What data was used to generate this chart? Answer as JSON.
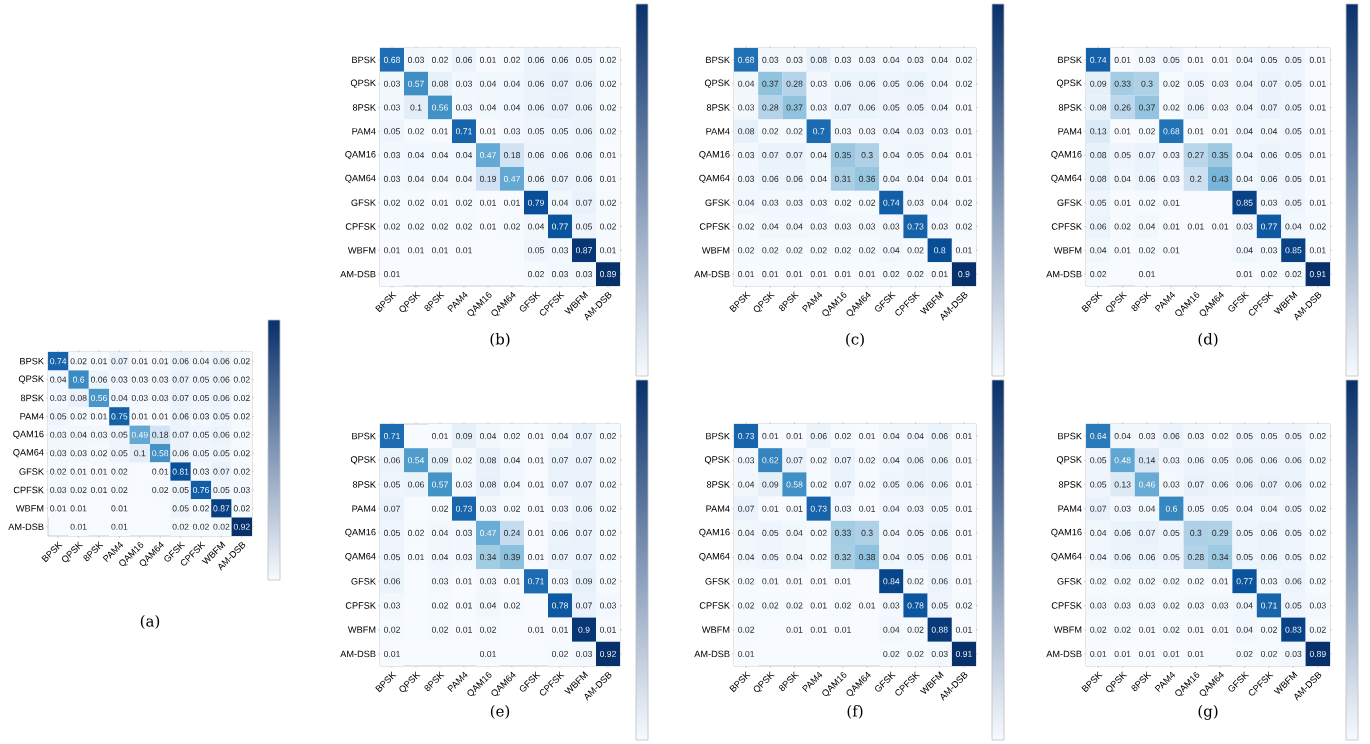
{
  "chart_data": [
    {
      "type": "heatmap",
      "title": "(a)",
      "data_labels": true,
      "categories": [
        "BPSK",
        "QPSK",
        "8PSK",
        "PAM4",
        "QAM16",
        "QAM64",
        "GFSK",
        "CPFSK",
        "WBFM",
        "AM-DSB"
      ],
      "y_categories": [
        "BPSK",
        "QPSK",
        "8PSK",
        "PAM4",
        "QAM16",
        "QAM64",
        "GFSK",
        "CPFSK",
        "WBFM",
        "AM-DSB"
      ],
      "cells": [
        [
          0.74,
          0.02,
          0.01,
          0.07,
          0.01,
          0.01,
          0.06,
          0.04,
          0.06,
          0.02
        ],
        [
          0.04,
          0.6,
          0.06,
          0.03,
          0.03,
          0.03,
          0.07,
          0.05,
          0.06,
          0.02
        ],
        [
          0.03,
          0.08,
          0.56,
          0.04,
          0.03,
          0.03,
          0.07,
          0.05,
          0.06,
          0.02
        ],
        [
          0.05,
          0.02,
          0.01,
          0.75,
          0.01,
          0.01,
          0.06,
          0.03,
          0.05,
          0.02
        ],
        [
          0.03,
          0.04,
          0.03,
          0.05,
          0.49,
          0.18,
          0.07,
          0.05,
          0.06,
          0.02
        ],
        [
          0.03,
          0.03,
          0.02,
          0.05,
          0.1,
          0.58,
          0.06,
          0.05,
          0.05,
          0.02
        ],
        [
          0.02,
          0.01,
          0.01,
          0.02,
          null,
          0.01,
          0.81,
          0.03,
          0.07,
          0.02
        ],
        [
          0.03,
          0.02,
          0.01,
          0.02,
          null,
          0.02,
          0.05,
          0.76,
          0.05,
          0.03
        ],
        [
          0.01,
          0.01,
          null,
          0.01,
          null,
          null,
          0.05,
          0.02,
          0.87,
          0.02
        ],
        [
          null,
          0.01,
          null,
          0.01,
          null,
          null,
          0.02,
          0.02,
          0.02,
          0.92
        ]
      ]
    },
    {
      "type": "heatmap",
      "title": "(b)",
      "data_labels": true,
      "categories": [
        "BPSK",
        "QPSK",
        "8PSK",
        "PAM4",
        "QAM16",
        "QAM64",
        "GFSK",
        "CPFSK",
        "WBFM",
        "AM-DSB"
      ],
      "y_categories": [
        "BPSK",
        "QPSK",
        "8PSK",
        "PAM4",
        "QAM16",
        "QAM64",
        "GFSK",
        "CPFSK",
        "WBFM",
        "AM-DSB"
      ],
      "cells": [
        [
          0.68,
          0.03,
          0.02,
          0.06,
          0.01,
          0.02,
          0.06,
          0.06,
          0.05,
          0.02
        ],
        [
          0.03,
          0.57,
          0.08,
          0.03,
          0.04,
          0.04,
          0.06,
          0.07,
          0.06,
          0.02
        ],
        [
          0.03,
          0.1,
          0.56,
          0.03,
          0.04,
          0.04,
          0.06,
          0.07,
          0.06,
          0.02
        ],
        [
          0.05,
          0.02,
          0.01,
          0.71,
          0.01,
          0.03,
          0.05,
          0.05,
          0.06,
          0.02
        ],
        [
          0.03,
          0.04,
          0.04,
          0.04,
          0.47,
          0.18,
          0.06,
          0.06,
          0.06,
          0.01
        ],
        [
          0.03,
          0.04,
          0.04,
          0.04,
          0.19,
          0.47,
          0.06,
          0.07,
          0.06,
          0.01
        ],
        [
          0.02,
          0.02,
          0.01,
          0.02,
          0.01,
          0.01,
          0.79,
          0.04,
          0.07,
          0.02
        ],
        [
          0.02,
          0.02,
          0.02,
          0.02,
          0.01,
          0.02,
          0.04,
          0.77,
          0.05,
          0.02
        ],
        [
          0.01,
          0.01,
          0.01,
          0.01,
          null,
          null,
          0.05,
          0.03,
          0.87,
          0.01
        ],
        [
          0.01,
          null,
          null,
          null,
          null,
          null,
          0.02,
          0.03,
          0.03,
          0.89
        ]
      ]
    },
    {
      "type": "heatmap",
      "title": "(c)",
      "data_labels": true,
      "categories": [
        "BPSK",
        "QPSK",
        "8PSK",
        "PAM4",
        "QAM16",
        "QAM64",
        "GFSK",
        "CPFSK",
        "WBFM",
        "AM-DSB"
      ],
      "y_categories": [
        "BPSK",
        "QPSK",
        "8PSK",
        "PAM4",
        "QAM16",
        "QAM64",
        "GFSK",
        "CPFSK",
        "WBFM",
        "AM-DSB"
      ],
      "cells": [
        [
          0.68,
          0.03,
          0.03,
          0.08,
          0.03,
          0.03,
          0.04,
          0.03,
          0.04,
          0.02
        ],
        [
          0.04,
          0.37,
          0.28,
          0.03,
          0.06,
          0.06,
          0.05,
          0.06,
          0.04,
          0.02
        ],
        [
          0.03,
          0.28,
          0.37,
          0.03,
          0.07,
          0.06,
          0.05,
          0.05,
          0.04,
          0.01
        ],
        [
          0.08,
          0.02,
          0.02,
          0.7,
          0.03,
          0.03,
          0.04,
          0.03,
          0.03,
          0.01
        ],
        [
          0.03,
          0.07,
          0.07,
          0.04,
          0.35,
          0.3,
          0.04,
          0.05,
          0.04,
          0.01
        ],
        [
          0.03,
          0.06,
          0.06,
          0.04,
          0.31,
          0.36,
          0.04,
          0.04,
          0.04,
          0.01
        ],
        [
          0.04,
          0.03,
          0.03,
          0.03,
          0.02,
          0.02,
          0.74,
          0.03,
          0.04,
          0.02
        ],
        [
          0.02,
          0.04,
          0.04,
          0.03,
          0.03,
          0.03,
          0.03,
          0.73,
          0.03,
          0.02
        ],
        [
          0.02,
          0.02,
          0.02,
          0.02,
          0.02,
          0.02,
          0.04,
          0.02,
          0.8,
          0.01
        ],
        [
          0.01,
          0.01,
          0.01,
          0.01,
          0.01,
          0.01,
          0.02,
          0.02,
          0.01,
          0.9
        ]
      ]
    },
    {
      "type": "heatmap",
      "title": "(d)",
      "data_labels": true,
      "categories": [
        "BPSK",
        "QPSK",
        "8PSK",
        "PAM4",
        "QAM16",
        "QAM64",
        "GFSK",
        "CPFSK",
        "WBFM",
        "AM-DSB"
      ],
      "y_categories": [
        "BPSK",
        "QPSK",
        "8PSK",
        "PAM4",
        "QAM16",
        "QAM64",
        "GFSK",
        "CPFSK",
        "WBFM",
        "AM-DSB"
      ],
      "cells": [
        [
          0.74,
          0.01,
          0.03,
          0.05,
          0.01,
          0.01,
          0.04,
          0.05,
          0.05,
          0.01
        ],
        [
          0.09,
          0.33,
          0.3,
          0.02,
          0.05,
          0.03,
          0.04,
          0.07,
          0.05,
          0.01
        ],
        [
          0.08,
          0.26,
          0.37,
          0.02,
          0.06,
          0.03,
          0.04,
          0.07,
          0.05,
          0.01
        ],
        [
          0.13,
          0.01,
          0.02,
          0.68,
          0.01,
          0.01,
          0.04,
          0.04,
          0.05,
          0.01
        ],
        [
          0.08,
          0.05,
          0.07,
          0.03,
          0.27,
          0.35,
          0.04,
          0.06,
          0.05,
          0.01
        ],
        [
          0.08,
          0.04,
          0.06,
          0.03,
          0.2,
          0.43,
          0.04,
          0.06,
          0.05,
          0.01
        ],
        [
          0.05,
          0.01,
          0.02,
          0.01,
          null,
          null,
          0.85,
          0.03,
          0.05,
          0.01
        ],
        [
          0.06,
          0.02,
          0.04,
          0.01,
          0.01,
          0.01,
          0.03,
          0.77,
          0.04,
          0.02
        ],
        [
          0.04,
          0.01,
          0.02,
          0.01,
          null,
          null,
          0.04,
          0.03,
          0.85,
          0.01
        ],
        [
          0.02,
          null,
          0.01,
          null,
          null,
          null,
          0.01,
          0.02,
          0.02,
          0.91
        ]
      ]
    },
    {
      "type": "heatmap",
      "title": "(e)",
      "data_labels": true,
      "categories": [
        "BPSK",
        "QPSK",
        "8PSK",
        "PAM4",
        "QAM16",
        "QAM64",
        "GFSK",
        "CPFSK",
        "WBFM",
        "AM-DSB"
      ],
      "y_categories": [
        "BPSK",
        "QPSK",
        "8PSK",
        "PAM4",
        "QAM16",
        "QAM64",
        "GFSK",
        "CPFSK",
        "WBFM",
        "AM-DSB"
      ],
      "cells": [
        [
          0.71,
          null,
          0.01,
          0.09,
          0.04,
          0.02,
          0.01,
          0.04,
          0.07,
          0.02
        ],
        [
          0.06,
          0.54,
          0.09,
          0.02,
          0.08,
          0.04,
          0.01,
          0.07,
          0.07,
          0.02
        ],
        [
          0.05,
          0.06,
          0.57,
          0.03,
          0.08,
          0.04,
          0.01,
          0.07,
          0.07,
          0.02
        ],
        [
          0.07,
          null,
          0.02,
          0.73,
          0.03,
          0.02,
          0.01,
          0.03,
          0.06,
          0.02
        ],
        [
          0.05,
          0.02,
          0.04,
          0.03,
          0.47,
          0.24,
          0.01,
          0.06,
          0.07,
          0.02
        ],
        [
          0.05,
          0.01,
          0.04,
          0.03,
          0.34,
          0.39,
          0.01,
          0.07,
          0.07,
          0.02
        ],
        [
          0.06,
          null,
          0.03,
          0.01,
          0.03,
          0.01,
          0.71,
          0.03,
          0.09,
          0.02
        ],
        [
          0.03,
          null,
          0.02,
          0.01,
          0.04,
          0.02,
          null,
          0.78,
          0.07,
          0.03
        ],
        [
          0.02,
          null,
          0.02,
          0.01,
          0.02,
          null,
          0.01,
          0.01,
          0.9,
          0.01
        ],
        [
          0.01,
          null,
          null,
          null,
          0.01,
          null,
          null,
          0.02,
          0.03,
          0.92
        ]
      ]
    },
    {
      "type": "heatmap",
      "title": "(f)",
      "data_labels": true,
      "categories": [
        "BPSK",
        "QPSK",
        "8PSK",
        "PAM4",
        "QAM16",
        "QAM64",
        "GFSK",
        "CPFSK",
        "WBFM",
        "AM-DSB"
      ],
      "y_categories": [
        "BPSK",
        "QPSK",
        "8PSK",
        "PAM4",
        "QAM16",
        "QAM64",
        "GFSK",
        "CPFSK",
        "WBFM",
        "AM-DSB"
      ],
      "cells": [
        [
          0.73,
          0.01,
          0.01,
          0.06,
          0.02,
          0.01,
          0.04,
          0.04,
          0.06,
          0.01
        ],
        [
          0.03,
          0.62,
          0.07,
          0.02,
          0.07,
          0.02,
          0.04,
          0.06,
          0.06,
          0.01
        ],
        [
          0.04,
          0.09,
          0.58,
          0.02,
          0.07,
          0.02,
          0.05,
          0.06,
          0.06,
          0.01
        ],
        [
          0.07,
          0.01,
          0.01,
          0.73,
          0.03,
          0.01,
          0.04,
          0.03,
          0.05,
          0.01
        ],
        [
          0.04,
          0.05,
          0.04,
          0.02,
          0.33,
          0.3,
          0.04,
          0.05,
          0.06,
          0.01
        ],
        [
          0.04,
          0.05,
          0.04,
          0.02,
          0.32,
          0.38,
          0.04,
          0.05,
          0.06,
          0.01
        ],
        [
          0.02,
          0.01,
          0.01,
          0.01,
          0.01,
          null,
          0.84,
          0.02,
          0.06,
          0.01
        ],
        [
          0.02,
          0.02,
          0.02,
          0.01,
          0.02,
          0.01,
          0.03,
          0.78,
          0.05,
          0.02
        ],
        [
          0.02,
          null,
          0.01,
          0.01,
          0.01,
          null,
          0.04,
          0.02,
          0.88,
          0.01
        ],
        [
          0.01,
          null,
          null,
          null,
          null,
          null,
          0.02,
          0.02,
          0.03,
          0.91
        ]
      ]
    },
    {
      "type": "heatmap",
      "title": "(g)",
      "data_labels": true,
      "categories": [
        "BPSK",
        "QPSK",
        "8PSK",
        "PAM4",
        "QAM16",
        "QAM64",
        "GFSK",
        "CPFSK",
        "WBFM",
        "AM-DSB"
      ],
      "y_categories": [
        "BPSK",
        "QPSK",
        "8PSK",
        "PAM4",
        "QAM16",
        "QAM64",
        "GFSK",
        "CPFSK",
        "WBFM",
        "AM-DSB"
      ],
      "cells": [
        [
          0.64,
          0.04,
          0.03,
          0.06,
          0.03,
          0.02,
          0.05,
          0.05,
          0.05,
          0.02
        ],
        [
          0.05,
          0.48,
          0.14,
          0.03,
          0.06,
          0.05,
          0.06,
          0.06,
          0.06,
          0.02
        ],
        [
          0.05,
          0.13,
          0.46,
          0.03,
          0.07,
          0.06,
          0.06,
          0.07,
          0.06,
          0.02
        ],
        [
          0.07,
          0.03,
          0.04,
          0.6,
          0.05,
          0.05,
          0.04,
          0.04,
          0.05,
          0.02
        ],
        [
          0.04,
          0.06,
          0.07,
          0.05,
          0.3,
          0.29,
          0.05,
          0.06,
          0.05,
          0.02
        ],
        [
          0.04,
          0.06,
          0.06,
          0.05,
          0.28,
          0.34,
          0.05,
          0.06,
          0.05,
          0.02
        ],
        [
          0.02,
          0.02,
          0.02,
          0.02,
          0.02,
          0.01,
          0.77,
          0.03,
          0.06,
          0.02
        ],
        [
          0.03,
          0.03,
          0.03,
          0.02,
          0.03,
          0.03,
          0.04,
          0.71,
          0.05,
          0.03
        ],
        [
          0.02,
          0.02,
          0.01,
          0.02,
          0.01,
          0.01,
          0.04,
          0.02,
          0.83,
          0.02
        ],
        [
          0.01,
          0.01,
          0.01,
          0.01,
          0.01,
          null,
          0.02,
          0.02,
          0.03,
          0.89
        ]
      ]
    }
  ]
}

● ● ●

* _Written problem_:
Work through the records line by line and tally those with the word "title". Report only the total.

* _Final result_:
7